**Dataset listings of figures**
## start

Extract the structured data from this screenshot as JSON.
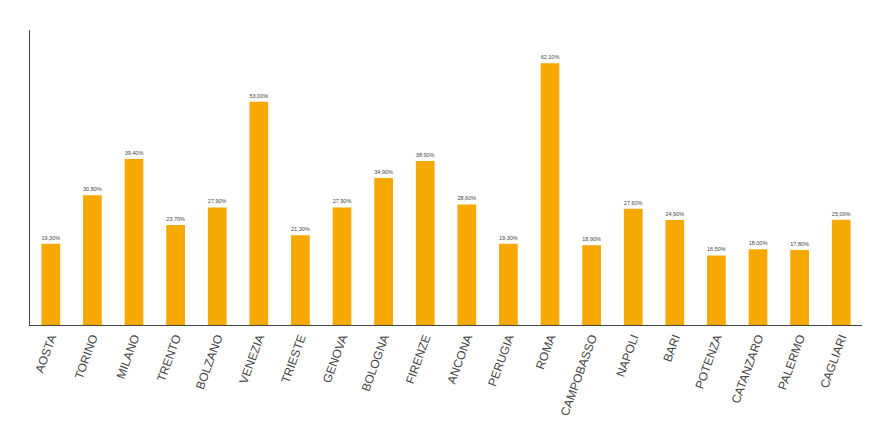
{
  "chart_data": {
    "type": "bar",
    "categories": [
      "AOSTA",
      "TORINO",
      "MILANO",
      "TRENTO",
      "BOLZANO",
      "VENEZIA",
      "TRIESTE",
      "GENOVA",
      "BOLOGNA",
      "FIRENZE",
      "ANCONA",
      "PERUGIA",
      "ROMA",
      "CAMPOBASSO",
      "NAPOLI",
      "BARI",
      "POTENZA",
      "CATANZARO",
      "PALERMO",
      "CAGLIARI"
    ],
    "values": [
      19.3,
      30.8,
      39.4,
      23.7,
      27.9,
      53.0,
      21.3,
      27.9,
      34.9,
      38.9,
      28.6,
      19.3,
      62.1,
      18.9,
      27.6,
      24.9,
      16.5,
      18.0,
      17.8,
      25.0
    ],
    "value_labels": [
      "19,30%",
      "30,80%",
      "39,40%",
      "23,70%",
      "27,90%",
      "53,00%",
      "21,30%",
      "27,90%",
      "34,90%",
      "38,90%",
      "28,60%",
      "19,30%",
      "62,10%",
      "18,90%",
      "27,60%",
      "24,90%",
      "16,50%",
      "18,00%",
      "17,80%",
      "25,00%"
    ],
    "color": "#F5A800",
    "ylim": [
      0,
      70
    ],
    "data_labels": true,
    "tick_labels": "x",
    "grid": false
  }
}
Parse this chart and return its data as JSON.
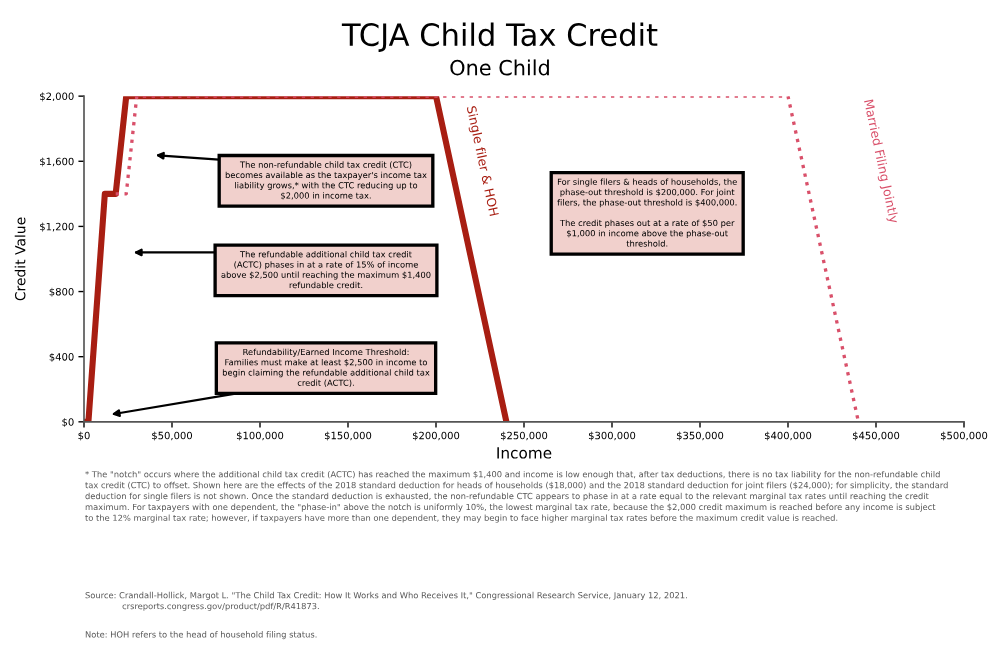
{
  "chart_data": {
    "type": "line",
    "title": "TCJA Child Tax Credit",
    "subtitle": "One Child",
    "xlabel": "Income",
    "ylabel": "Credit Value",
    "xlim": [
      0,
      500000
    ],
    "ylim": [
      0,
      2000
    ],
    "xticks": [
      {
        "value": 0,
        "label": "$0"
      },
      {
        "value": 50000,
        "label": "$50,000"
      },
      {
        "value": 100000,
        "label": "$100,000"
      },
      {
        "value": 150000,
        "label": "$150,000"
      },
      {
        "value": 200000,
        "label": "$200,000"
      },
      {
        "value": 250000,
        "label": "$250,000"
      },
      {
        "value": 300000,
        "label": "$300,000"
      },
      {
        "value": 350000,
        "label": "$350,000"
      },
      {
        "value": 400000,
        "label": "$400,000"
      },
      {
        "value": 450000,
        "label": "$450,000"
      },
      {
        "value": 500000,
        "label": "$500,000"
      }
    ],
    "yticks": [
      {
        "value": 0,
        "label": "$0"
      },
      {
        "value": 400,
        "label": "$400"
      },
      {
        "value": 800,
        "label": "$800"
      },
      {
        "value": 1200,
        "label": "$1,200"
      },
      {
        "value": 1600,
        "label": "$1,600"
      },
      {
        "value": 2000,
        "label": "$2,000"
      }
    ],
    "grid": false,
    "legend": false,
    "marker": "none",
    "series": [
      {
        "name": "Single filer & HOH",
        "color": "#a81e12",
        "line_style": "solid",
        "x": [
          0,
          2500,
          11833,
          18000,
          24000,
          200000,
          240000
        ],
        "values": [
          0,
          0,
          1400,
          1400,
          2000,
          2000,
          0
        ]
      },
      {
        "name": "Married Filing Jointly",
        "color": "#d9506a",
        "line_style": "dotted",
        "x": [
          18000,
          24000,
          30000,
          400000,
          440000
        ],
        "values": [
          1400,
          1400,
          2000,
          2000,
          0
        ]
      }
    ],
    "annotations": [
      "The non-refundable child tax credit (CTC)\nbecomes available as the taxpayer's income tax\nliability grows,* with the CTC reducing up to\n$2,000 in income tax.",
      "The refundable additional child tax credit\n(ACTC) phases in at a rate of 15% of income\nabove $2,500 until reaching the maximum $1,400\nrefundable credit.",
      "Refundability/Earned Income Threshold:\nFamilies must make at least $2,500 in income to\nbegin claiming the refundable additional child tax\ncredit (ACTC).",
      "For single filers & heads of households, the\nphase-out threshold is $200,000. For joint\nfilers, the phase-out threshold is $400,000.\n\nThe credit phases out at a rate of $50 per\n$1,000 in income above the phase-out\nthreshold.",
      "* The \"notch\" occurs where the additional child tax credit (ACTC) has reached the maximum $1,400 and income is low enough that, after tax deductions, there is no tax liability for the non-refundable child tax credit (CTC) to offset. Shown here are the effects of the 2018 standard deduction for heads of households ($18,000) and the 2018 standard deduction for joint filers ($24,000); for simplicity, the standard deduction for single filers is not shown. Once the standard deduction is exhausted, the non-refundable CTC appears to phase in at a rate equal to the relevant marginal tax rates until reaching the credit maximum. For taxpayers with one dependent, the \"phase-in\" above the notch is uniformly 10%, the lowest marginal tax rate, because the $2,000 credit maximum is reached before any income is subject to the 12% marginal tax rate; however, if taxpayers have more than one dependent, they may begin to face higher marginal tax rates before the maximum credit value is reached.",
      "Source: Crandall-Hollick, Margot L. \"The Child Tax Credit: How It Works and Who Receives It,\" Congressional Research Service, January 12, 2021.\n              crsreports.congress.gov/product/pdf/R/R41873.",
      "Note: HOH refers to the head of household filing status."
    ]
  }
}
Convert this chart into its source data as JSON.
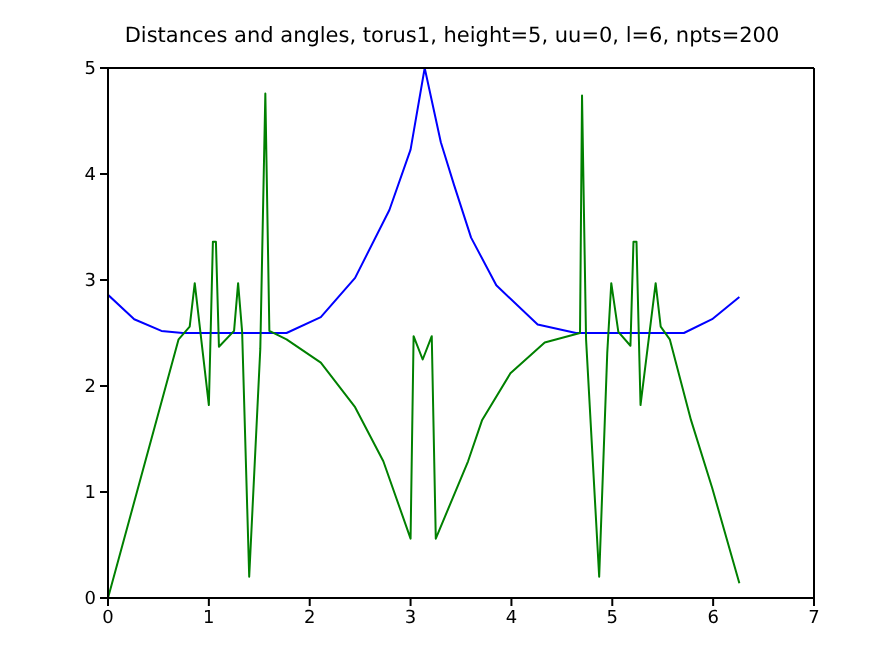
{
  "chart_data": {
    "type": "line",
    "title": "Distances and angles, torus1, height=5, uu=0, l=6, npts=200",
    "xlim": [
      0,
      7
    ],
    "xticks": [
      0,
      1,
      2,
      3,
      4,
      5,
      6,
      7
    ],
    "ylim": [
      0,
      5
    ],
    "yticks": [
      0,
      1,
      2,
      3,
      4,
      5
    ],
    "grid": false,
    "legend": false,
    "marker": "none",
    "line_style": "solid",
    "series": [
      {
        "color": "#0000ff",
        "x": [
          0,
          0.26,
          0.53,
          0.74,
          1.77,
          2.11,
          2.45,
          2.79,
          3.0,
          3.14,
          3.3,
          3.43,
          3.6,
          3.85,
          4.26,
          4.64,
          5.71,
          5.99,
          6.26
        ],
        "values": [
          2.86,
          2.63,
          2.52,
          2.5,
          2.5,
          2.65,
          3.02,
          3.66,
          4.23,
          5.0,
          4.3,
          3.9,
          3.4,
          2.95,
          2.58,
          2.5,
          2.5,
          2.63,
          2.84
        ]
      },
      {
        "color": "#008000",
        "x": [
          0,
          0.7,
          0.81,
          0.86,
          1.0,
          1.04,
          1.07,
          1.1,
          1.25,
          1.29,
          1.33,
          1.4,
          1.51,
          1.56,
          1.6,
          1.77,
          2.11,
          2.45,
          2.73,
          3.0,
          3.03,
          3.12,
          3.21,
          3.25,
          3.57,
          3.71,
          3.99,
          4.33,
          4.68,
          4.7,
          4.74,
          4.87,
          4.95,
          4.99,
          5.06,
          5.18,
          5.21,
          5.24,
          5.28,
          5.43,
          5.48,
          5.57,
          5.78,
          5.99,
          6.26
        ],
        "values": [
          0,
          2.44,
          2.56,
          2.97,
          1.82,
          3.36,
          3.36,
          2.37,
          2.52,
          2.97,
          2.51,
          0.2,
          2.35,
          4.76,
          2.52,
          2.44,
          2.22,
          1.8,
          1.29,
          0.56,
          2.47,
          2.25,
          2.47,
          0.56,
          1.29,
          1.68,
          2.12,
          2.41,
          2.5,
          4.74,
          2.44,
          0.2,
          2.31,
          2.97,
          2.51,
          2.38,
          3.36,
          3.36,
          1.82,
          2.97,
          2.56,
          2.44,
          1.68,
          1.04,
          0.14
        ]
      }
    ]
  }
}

## end

**Exercise objective**
Skip the images and write out the rest of the listing exactly.

**Exercise solution**
Extract the structured data from this screenshot as JSON.
{
  "chart_data": {
    "type": "bar",
    "categories": [
      "AOSTA",
      "TORINO",
      "MILANO",
      "TRENTO",
      "BOLZANO",
      "VENEZIA",
      "TRIESTE",
      "GENOVA",
      "BOLOGNA",
      "FIRENZE",
      "ANCONA",
      "PERUGIA",
      "ROMA",
      "CAMPOBASSO",
      "NAPOLI",
      "BARI",
      "POTENZA",
      "CATANZARO",
      "PALERMO",
      "CAGLIARI"
    ],
    "values": [
      19.3,
      30.8,
      39.4,
      23.7,
      27.9,
      53.0,
      21.3,
      27.9,
      34.9,
      38.9,
      28.6,
      19.3,
      62.1,
      18.9,
      27.6,
      24.9,
      16.5,
      18.0,
      17.8,
      25.0
    ],
    "value_labels": [
      "19,30%",
      "30,80%",
      "39,40%",
      "23,70%",
      "27,90%",
      "53,00%",
      "21,30%",
      "27,90%",
      "34,90%",
      "38,90%",
      "28,60%",
      "19,30%",
      "62,10%",
      "18,90%",
      "27,60%",
      "24,90%",
      "16,50%",
      "18,00%",
      "17,80%",
      "25,00%"
    ],
    "color": "#F5A800",
    "ylim": [
      0,
      70
    ],
    "data_labels": true,
    "tick_labels": "x",
    "grid": false
  }
}
Parse this chart and return its data as JSON.
{
  "chart_data": {
    "type": "line",
    "title": "TCJA Child Tax Credit",
    "subtitle": "One Child",
    "xlabel": "Income",
    "ylabel": "Credit Value",
    "xlim": [
      0,
      500000
    ],
    "ylim": [
      0,
      2000
    ],
    "xticks": [
      {
        "value": 0,
        "label": "$0"
      },
      {
        "value": 50000,
        "label": "$50,000"
      },
      {
        "value": 100000,
        "label": "$100,000"
      },
      {
        "value": 150000,
        "label": "$150,000"
      },
      {
        "value": 200000,
        "label": "$200,000"
      },
      {
        "value": 250000,
        "label": "$250,000"
      },
      {
        "value": 300000,
        "label": "$300,000"
      },
      {
        "value": 350000,
        "label": "$350,000"
      },
      {
        "value": 400000,
        "label": "$400,000"
      },
      {
        "value": 450000,
        "label": "$450,000"
      },
      {
        "value": 500000,
        "label": "$500,000"
      }
    ],
    "yticks": [
      {
        "value": 0,
        "label": "$0"
      },
      {
        "value": 400,
        "label": "$400"
      },
      {
        "value": 800,
        "label": "$800"
      },
      {
        "value": 1200,
        "label": "$1,200"
      },
      {
        "value": 1600,
        "label": "$1,600"
      },
      {
        "value": 2000,
        "label": "$2,000"
      }
    ],
    "grid": false,
    "legend": false,
    "marker": "none",
    "series": [
      {
        "name": "Single filer & HOH",
        "color": "#a81e12",
        "line_style": "solid",
        "x": [
          0,
          2500,
          11833,
          18000,
          24000,
          200000,
          240000
        ],
        "values": [
          0,
          0,
          1400,
          1400,
          2000,
          2000,
          0
        ]
      },
      {
        "name": "Married Filing Jointly",
        "color": "#d9506a",
        "line_style": "dotted",
        "x": [
          18000,
          24000,
          30000,
          400000,
          440000
        ],
        "values": [
          1400,
          1400,
          2000,
          2000,
          0
        ]
      }
    ],
    "annotations": [
      "The non-refundable child tax credit (CTC)\nbecomes available as the taxpayer's income tax\nliability grows,* with the CTC reducing up to\n$2,000 in income tax.",
      "The refundable additional child tax credit\n(ACTC) phases in at a rate of 15% of income\nabove $2,500 until reaching the maximum $1,400\nrefundable credit.",
      "Refundability/Earned Income Threshold:\nFamilies must make at least $2,500 in income to\nbegin claiming the refundable additional child tax\ncredit (ACTC).",
      "For single filers & heads of households, the\nphase-out threshold is $200,000. For joint\nfilers, the phase-out threshold is $400,000.\n\nThe credit phases out at a rate of $50 per\n$1,000 in income above the phase-out\nthreshold.",
      "* The \"notch\" occurs where the additional child tax credit (ACTC) has reached the maximum $1,400 and income is low enough that, after tax deductions, there is no tax liability for the non-refundable child tax credit (CTC) to offset. Shown here are the effects of the 2018 standard deduction for heads of households ($18,000) and the 2018 standard deduction for joint filers ($24,000); for simplicity, the standard deduction for single filers is not shown. Once the standard deduction is exhausted, the non-refundable CTC appears to phase in at a rate equal to the relevant marginal tax rates until reaching the credit maximum. For taxpayers with one dependent, the \"phase-in\" above the notch is uniformly 10%, the lowest marginal tax rate, because the $2,000 credit maximum is reached before any income is subject to the 12% marginal tax rate; however, if taxpayers have more than one dependent, they may begin to face higher marginal tax rates before the maximum credit value is reached.",
      "Source: Crandall-Hollick, Margot L. \"The Child Tax Credit: How It Works and Who Receives It,\" Congressional Research Service, January 12, 2021.\n              crsreports.congress.gov/product/pdf/R/R41873.",
      "Note: HOH refers to the head of household filing status."
    ]
  }
}
Convert this chart into its source data as JSON.
{
  "chart_data": {
    "type": "line",
    "title": "Distances and angles, torus1, height=5, uu=0, l=6, npts=200",
    "xlim": [
      0,
      7
    ],
    "xticks": [
      0,
      1,
      2,
      3,
      4,
      5,
      6,
      7
    ],
    "ylim": [
      0,
      5
    ],
    "yticks": [
      0,
      1,
      2,
      3,
      4,
      5
    ],
    "grid": false,
    "legend": false,
    "marker": "none",
    "line_style": "solid",
    "series": [
      {
        "color": "#0000ff",
        "x": [
          0,
          0.26,
          0.53,
          0.74,
          1.77,
          2.11,
          2.45,
          2.79,
          3.0,
          3.14,
          3.3,
          3.43,
          3.6,
          3.85,
          4.26,
          4.64,
          5.71,
          5.99,
          6.26
        ],
        "values": [
          2.86,
          2.63,
          2.52,
          2.5,
          2.5,
          2.65,
          3.02,
          3.66,
          4.23,
          5.0,
          4.3,
          3.9,
          3.4,
          2.95,
          2.58,
          2.5,
          2.5,
          2.63,
          2.84
        ]
      },
      {
        "color": "#008000",
        "x": [
          0,
          0.7,
          0.81,
          0.86,
          1.0,
          1.04,
          1.07,
          1.1,
          1.25,
          1.29,
          1.33,
          1.4,
          1.51,
          1.56,
          1.6,
          1.77,
          2.11,
          2.45,
          2.73,
          3.0,
          3.03,
          3.12,
          3.21,
          3.25,
          3.57,
          3.71,
          3.99,
          4.33,
          4.68,
          4.7,
          4.74,
          4.87,
          4.95,
          4.99,
          5.06,
          5.18,
          5.21,
          5.24,
          5.28,
          5.43,
          5.48,
          5.57,
          5.78,
          5.99,
          6.26
        ],
        "values": [
          0,
          2.44,
          2.56,
          2.97,
          1.82,
          3.36,
          3.36,
          2.37,
          2.52,
          2.97,
          2.51,
          0.2,
          2.35,
          4.76,
          2.52,
          2.44,
          2.22,
          1.8,
          1.29,
          0.56,
          2.47,
          2.25,
          2.47,
          0.56,
          1.29,
          1.68,
          2.12,
          2.41,
          2.5,
          4.74,
          2.44,
          0.2,
          2.31,
          2.97,
          2.51,
          2.38,
          3.36,
          3.36,
          1.82,
          2.97,
          2.56,
          2.44,
          1.68,
          1.04,
          0.14
        ]
      }
    ]
  }
}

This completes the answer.